Dataset records
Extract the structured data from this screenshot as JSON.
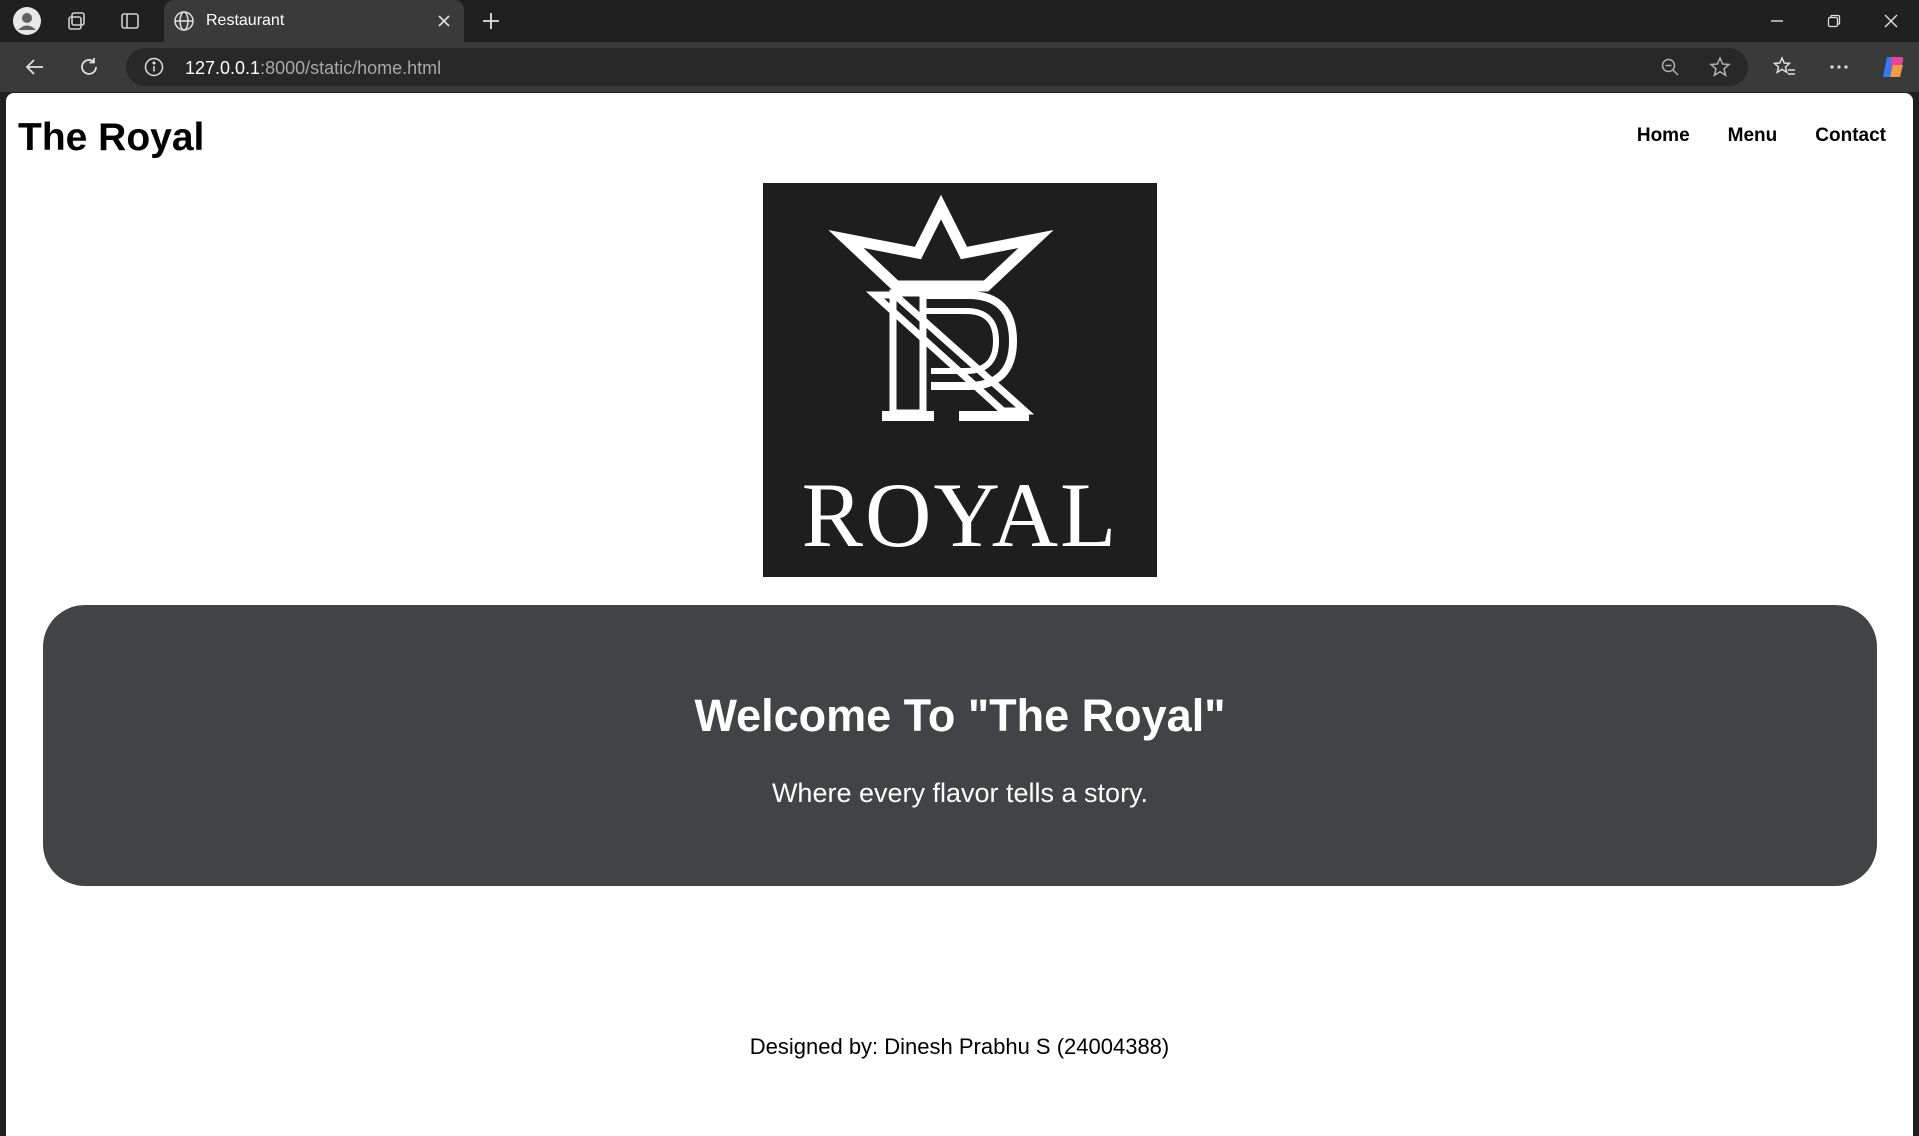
{
  "browser": {
    "tab_title": "Restaurant",
    "url_host": "127.0.0.1",
    "url_rest": ":8000/static/home.html",
    "icons": {
      "profile": "profile-icon",
      "workspaces": "workspaces-icon",
      "vertical_tabs": "vertical-tabs-icon",
      "favicon": "globe-icon",
      "tab_close": "close-icon",
      "new_tab": "plus-icon",
      "minimize": "minimize-icon",
      "restore": "restore-icon",
      "window_close": "close-icon",
      "back": "back-arrow-icon",
      "refresh": "refresh-icon",
      "site_info": "info-icon",
      "zoom": "zoom-out-icon",
      "favorite": "star-icon",
      "favorites": "favorites-icon",
      "more": "more-icon",
      "copilot": "copilot-icon"
    }
  },
  "site": {
    "brand": "The Royal",
    "nav": [
      {
        "label": "Home"
      },
      {
        "label": "Menu"
      },
      {
        "label": "Contact"
      }
    ],
    "logo_text": "ROYAL",
    "hero": {
      "title": "Welcome To \"The Royal\"",
      "subtitle": "Where every flavor tells a story."
    },
    "footer": "Designed by: Dinesh Prabhu S (24004388)"
  },
  "colors": {
    "hero_bg": "#424345",
    "logo_bg": "#1e1e1f",
    "chrome_bg": "#202020",
    "toolbar_bg": "#3a3a3a"
  }
}
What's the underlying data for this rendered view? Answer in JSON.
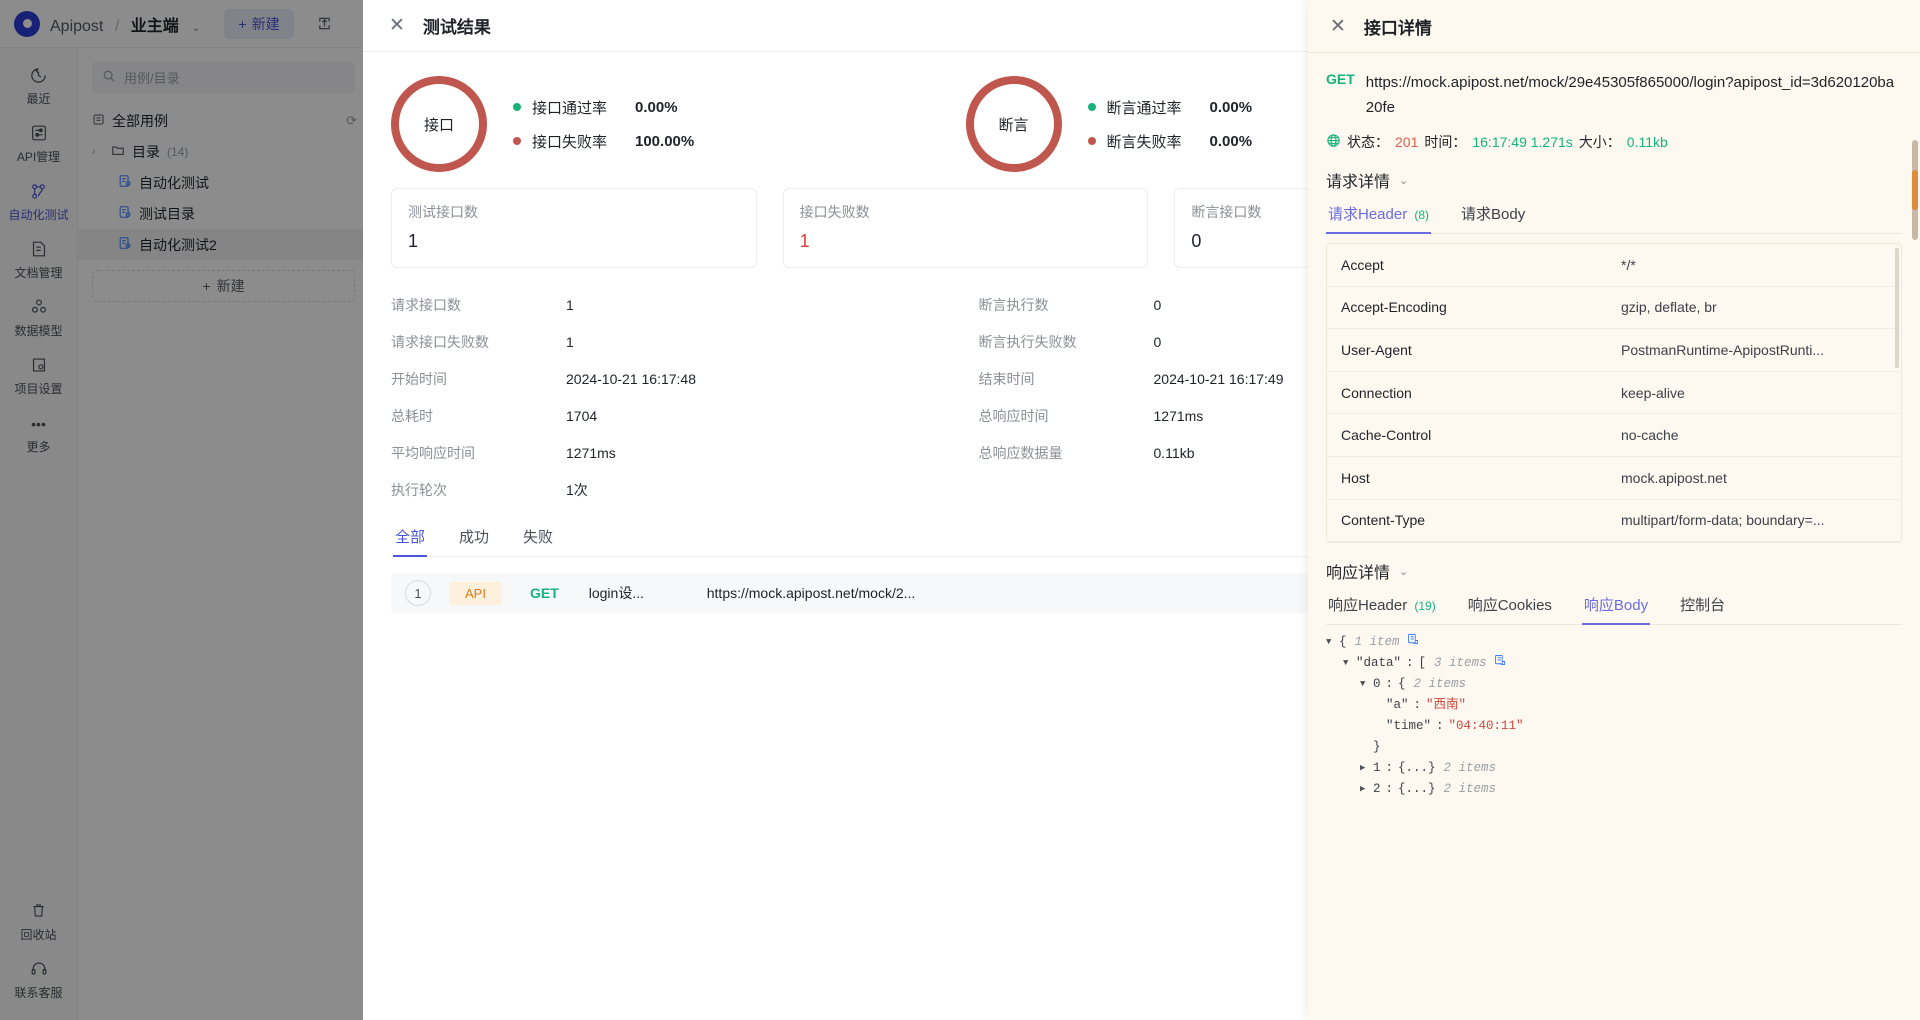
{
  "topbar": {
    "brand": "Apipost",
    "separator": "/",
    "project": "业主端",
    "caret": "⌄",
    "new_button": "新建",
    "new_icon": "+",
    "import_icon": "⇪"
  },
  "rail": {
    "items": [
      {
        "label": "最近",
        "icon": "◷",
        "name": "recent"
      },
      {
        "label": "API管理",
        "icon": "▤",
        "name": "api-manage"
      },
      {
        "label": "自动化测试",
        "icon": "⚯",
        "name": "auto-test",
        "active": true
      },
      {
        "label": "文档管理",
        "icon": "▤",
        "name": "doc-manage"
      },
      {
        "label": "数据模型",
        "icon": "⛁",
        "name": "data-model"
      },
      {
        "label": "项目设置",
        "icon": "⬓",
        "name": "project-settings"
      },
      {
        "label": "更多",
        "icon": "•••",
        "name": "more"
      }
    ],
    "bottom_items": [
      {
        "label": "回收站",
        "icon": "🗑",
        "name": "recycle-bin"
      },
      {
        "label": "联系客服",
        "icon": "🎧",
        "name": "contact-support"
      }
    ]
  },
  "tree": {
    "search_placeholder": "用例/目录",
    "search_icon": "🔍",
    "root": {
      "label": "全部用例",
      "icon": "▤",
      "refresh_icon": "⟳"
    },
    "nodes": [
      {
        "label": "目录",
        "count": "(14)",
        "icon": "📁",
        "chevron": "›",
        "type": "folder"
      },
      {
        "label": "自动化测试",
        "icon": "▤",
        "type": "case"
      },
      {
        "label": "测试目录",
        "icon": "▤",
        "type": "case"
      },
      {
        "label": "自动化测试2",
        "icon": "▤",
        "type": "case",
        "selected": true
      }
    ],
    "add_label": "新建",
    "add_icon": "+"
  },
  "results": {
    "close_icon": "✕",
    "title": "测试结果",
    "donuts": [
      {
        "center_label": "接口",
        "legend": [
          {
            "label": "接口通过率",
            "value": "0.00%",
            "color": "#18b37d"
          },
          {
            "label": "接口失败率",
            "value": "100.00%",
            "color": "#c0574e"
          }
        ]
      },
      {
        "center_label": "断言",
        "legend": [
          {
            "label": "断言通过率",
            "value": "0.00%",
            "color": "#18b37d"
          },
          {
            "label": "断言失败率",
            "value": "0.00%",
            "color": "#c0574e"
          }
        ]
      }
    ],
    "kpis": [
      {
        "title": "测试接口数",
        "value": "1",
        "red": false
      },
      {
        "title": "接口失败数",
        "value": "1",
        "red": true
      },
      {
        "title": "断言接口数",
        "value": "0",
        "red": false
      }
    ],
    "stats_left": [
      {
        "key": "请求接口数",
        "value": "1"
      },
      {
        "key": "请求接口失败数",
        "value": "1"
      },
      {
        "key": "开始时间",
        "value": "2024-10-21 16:17:48"
      },
      {
        "key": "总耗时",
        "value": "1704"
      },
      {
        "key": "平均响应时间",
        "value": "1271ms"
      },
      {
        "key": "执行轮次",
        "value": "1次"
      }
    ],
    "stats_right": [
      {
        "key": "断言执行数",
        "value": "0"
      },
      {
        "key": "断言执行失败数",
        "value": "0"
      },
      {
        "key": "结束时间",
        "value": "2024-10-21 16:17:49"
      },
      {
        "key": "总响应时间",
        "value": "1271ms"
      },
      {
        "key": "总响应数据量",
        "value": "0.11kb"
      }
    ],
    "tabs": [
      {
        "label": "全部",
        "active": true
      },
      {
        "label": "成功",
        "active": false
      },
      {
        "label": "失败",
        "active": false
      }
    ],
    "row": {
      "index": "1",
      "tag": "API",
      "method": "GET",
      "name": "login设...",
      "url": "https://mock.apipost.net/mock/2..."
    }
  },
  "detail": {
    "close_icon": "✕",
    "title": "接口详情",
    "method": "GET",
    "url": "https://mock.apipost.net/mock/29e45305f865000/login?apipost_id=3d620120ba20fe",
    "globe_icon": "🌐",
    "status_key": "状态：",
    "status_value": "201",
    "time_key": "时间：",
    "time_value": "16:17:49 1.271s",
    "size_key": "大小：",
    "size_value": "0.11kb",
    "request_section": "请求详情",
    "chevron": "⌄",
    "request_tabs": [
      {
        "label": "请求Header",
        "count": "(8)",
        "active": true
      },
      {
        "label": "请求Body",
        "count": "",
        "active": false
      }
    ],
    "headers": [
      {
        "key": "Accept",
        "value": "*/*"
      },
      {
        "key": "Accept-Encoding",
        "value": "gzip, deflate, br"
      },
      {
        "key": "User-Agent",
        "value": "PostmanRuntime-ApipostRunti..."
      },
      {
        "key": "Connection",
        "value": "keep-alive"
      },
      {
        "key": "Cache-Control",
        "value": "no-cache"
      },
      {
        "key": "Host",
        "value": "mock.apipost.net"
      },
      {
        "key": "Content-Type",
        "value": "multipart/form-data; boundary=..."
      }
    ],
    "response_section": "响应详情",
    "response_tabs": [
      {
        "label": "响应Header",
        "count": "(19)",
        "active": false
      },
      {
        "label": "响应Cookies",
        "count": "",
        "active": false
      },
      {
        "label": "响应Body",
        "count": "",
        "active": true
      },
      {
        "label": "控制台",
        "count": "",
        "active": false
      }
    ],
    "json_lines": [
      {
        "indent": 0,
        "arrow": "▼",
        "text": "{",
        "items": "1 item",
        "copy": true
      },
      {
        "indent": 1,
        "arrow": "▼",
        "key": "\"data\"",
        "colon": ":",
        "text": "[",
        "items": "3 items",
        "copy": true
      },
      {
        "indent": 2,
        "arrow": "▼",
        "key": "0",
        "colon": ":",
        "text": "{",
        "items": "2 items",
        "copy": false
      },
      {
        "indent": 3,
        "arrow": "",
        "key": "\"a\"",
        "colon": ":",
        "str": "\"西南\""
      },
      {
        "indent": 3,
        "arrow": "",
        "key": "\"time\"",
        "colon": ":",
        "str": "\"04:40:11\""
      },
      {
        "indent": 2,
        "arrow": "",
        "text": "}"
      },
      {
        "indent": 2,
        "arrow": "▶",
        "key": "1",
        "colon": ":",
        "text": "{...}",
        "items": "2 items"
      },
      {
        "indent": 2,
        "arrow": "▶",
        "key": "2",
        "colon": ":",
        "text": "{...}",
        "items": "2 items"
      }
    ]
  }
}
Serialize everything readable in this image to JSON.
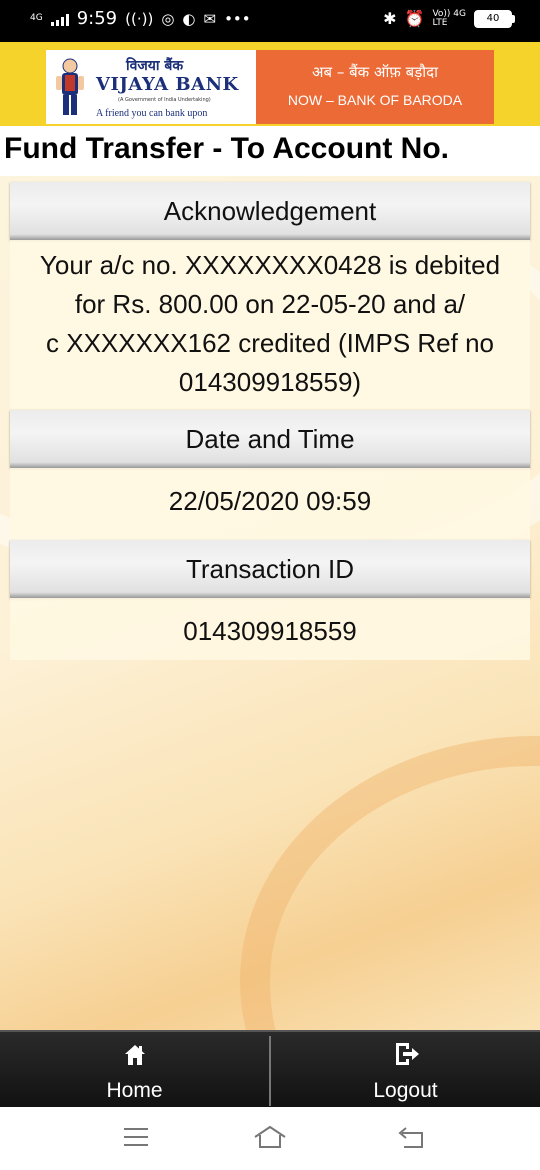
{
  "status_bar": {
    "time": "9:59",
    "network_left": "4G",
    "icons_left": [
      "signal-icon",
      "hotspot-icon",
      "whatsapp-icon",
      "app-icon",
      "mail-icon",
      "more-icon"
    ],
    "more": "•••",
    "network_right_top": "Vo)) 4G",
    "network_right_bottom": "LTE",
    "battery": "40"
  },
  "banner": {
    "hindi_name": "विजया बैंक",
    "bank_name": "VIJAYA BANK",
    "govt_line": "(A Government of India Undertaking)",
    "tagline": "A friend you can bank upon",
    "merge_hindi": "अब – बैंक ऑफ़ बड़ौदा",
    "merge_english": "NOW – BANK OF BARODA"
  },
  "page_title": "Fund Transfer - To Account No.",
  "sections": [
    {
      "heading": "Acknowledgement",
      "lines": [
        "Your a/c no. XXXXXXXX0428 is debited",
        "for Rs. 800.00 on 22-05-20 and a/",
        "c XXXXXXX162 credited (IMPS Ref no",
        "014309918559)"
      ]
    },
    {
      "heading": "Date and Time",
      "lines": [
        "22/05/2020 09:59"
      ]
    },
    {
      "heading": "Transaction ID",
      "lines": [
        "014309918559"
      ]
    }
  ],
  "bottom_nav": {
    "home": "Home",
    "logout": "Logout"
  },
  "colors": {
    "banner_yellow": "#f6d32a",
    "baroda_orange": "#ec6a35",
    "vijaya_blue": "#1b2f7a"
  }
}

▸ Directions:
Take the line that contains "Serialize everything readable" and every line after it to the end of the records above; quote them exactly, leaving out the pictures.

▸ Result of the task:
Serialize everything readable in this image to JSON.
{
  "status_bar": {
    "time": "9:59",
    "network_left": "4G",
    "icons_left": [
      "signal-icon",
      "hotspot-icon",
      "whatsapp-icon",
      "app-icon",
      "mail-icon",
      "more-icon"
    ],
    "more": "•••",
    "network_right_top": "Vo)) 4G",
    "network_right_bottom": "LTE",
    "battery": "40"
  },
  "banner": {
    "hindi_name": "विजया बैंक",
    "bank_name": "VIJAYA BANK",
    "govt_line": "(A Government of India Undertaking)",
    "tagline": "A friend you can bank upon",
    "merge_hindi": "अब – बैंक ऑफ़ बड़ौदा",
    "merge_english": "NOW – BANK OF BARODA"
  },
  "page_title": "Fund Transfer - To Account No.",
  "sections": [
    {
      "heading": "Acknowledgement",
      "lines": [
        "Your a/c no. XXXXXXXX0428 is debited",
        "for Rs. 800.00 on 22-05-20 and a/",
        "c XXXXXXX162 credited (IMPS Ref no",
        "014309918559)"
      ]
    },
    {
      "heading": "Date and Time",
      "lines": [
        "22/05/2020 09:59"
      ]
    },
    {
      "heading": "Transaction ID",
      "lines": [
        "014309918559"
      ]
    }
  ],
  "bottom_nav": {
    "home": "Home",
    "logout": "Logout"
  },
  "colors": {
    "banner_yellow": "#f6d32a",
    "baroda_orange": "#ec6a35",
    "vijaya_blue": "#1b2f7a"
  }
}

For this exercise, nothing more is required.